● **What is expected**
Pick out every line in the data below that holds "遗以财货".

● **Extracted information**
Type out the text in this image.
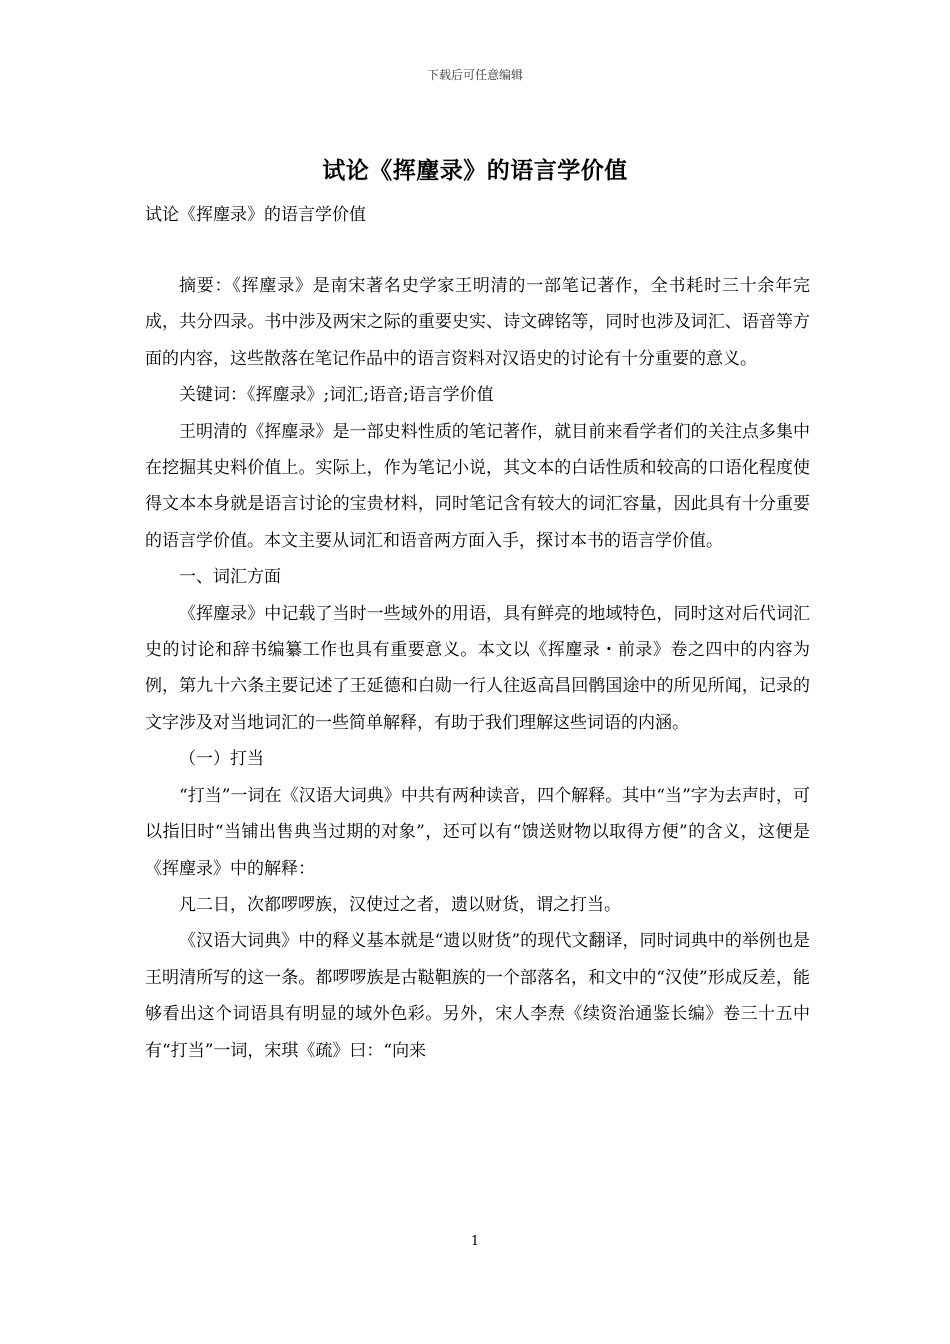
下载后可任意编辑
试论《挥麈录》的语言学价值
试论《挥麈录》的语言学价值

摘要：《挥麈录》是南宋著名史学家王明清的一部笔记著作，全书耗时三十余年完成，共分四录。书中涉及两宋之际的重要史实、诗文碑铭等，同时也涉及词汇、语音等方面的内容，这些散落在笔记作品中的语言资料对汉语史的讨论有十分重要的意义。

关键词：《挥麈录》;词汇;语音;语言学价值

王明清的《挥麈录》是一部史料性质的笔记著作，就目前来看学者们的关注点多集中在挖掘其史料价值上。实际上，作为笔记小说，其文本的白话性质和较高的口语化程度使得文本本身就是语言讨论的宝贵材料，同时笔记含有较大的词汇容量，因此具有十分重要的语言学价值。本文主要从词汇和语音两方面入手，探讨本书的语言学价值。

一、词汇方面

《挥麈录》中记载了当时一些域外的用语，具有鲜亮的地域特色，同时这对后代词汇史的讨论和辞书编纂工作也具有重要意义。本文以《挥麈录・前录》卷之四中的内容为例，第九十六条主要记述了王延德和白勋一行人往返高昌回鹘国途中的所见所闻，记录的文字涉及对当地词汇的一些简单解释，有助于我们理解这些词语的内涵。

（一）打当

“打当”一词在《汉语大词典》中共有两种读音，四个解释。其中“当”字为去声时，可以指旧时“当铺出售典当过期的对象”，还可以有“馈送财物以取得方便”的含义，这便是《挥麈录》中的解释：

凡二日，次都啰啰族，汉使过之者，遗以财货，谓之打当。

《汉语大词典》中的释义基本就是“遗以财货”的现代文翻译，同时词典中的举例也是王明清所写的这一条。都啰啰族是古鞑靼族的一个部落名，和文中的“汉使”形成反差，能够看出这个词语具有明显的域外色彩。另外，宋人李焘《续资治通鉴长编》卷三十五中有“打当”一词，宋琪《疏》曰：“向来

1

● **Solution for this problem**
凡二日，次都啰啰族，汉使过之者，遗以财货，谓之打当。
《汉语大词典》中的释义基本就是“遗以财货”的现代文翻译，同时词典中的举例也是王明清所写的这一条。都啰啰族是古鞑靼族的一个部落名，和文中的“汉使”形成反差，能够看出这个词语具有明显的域外色彩。另外，宋人李焘《续资治通鉴长编》卷三十五中有“打当”一词，宋琪《疏》曰：“向来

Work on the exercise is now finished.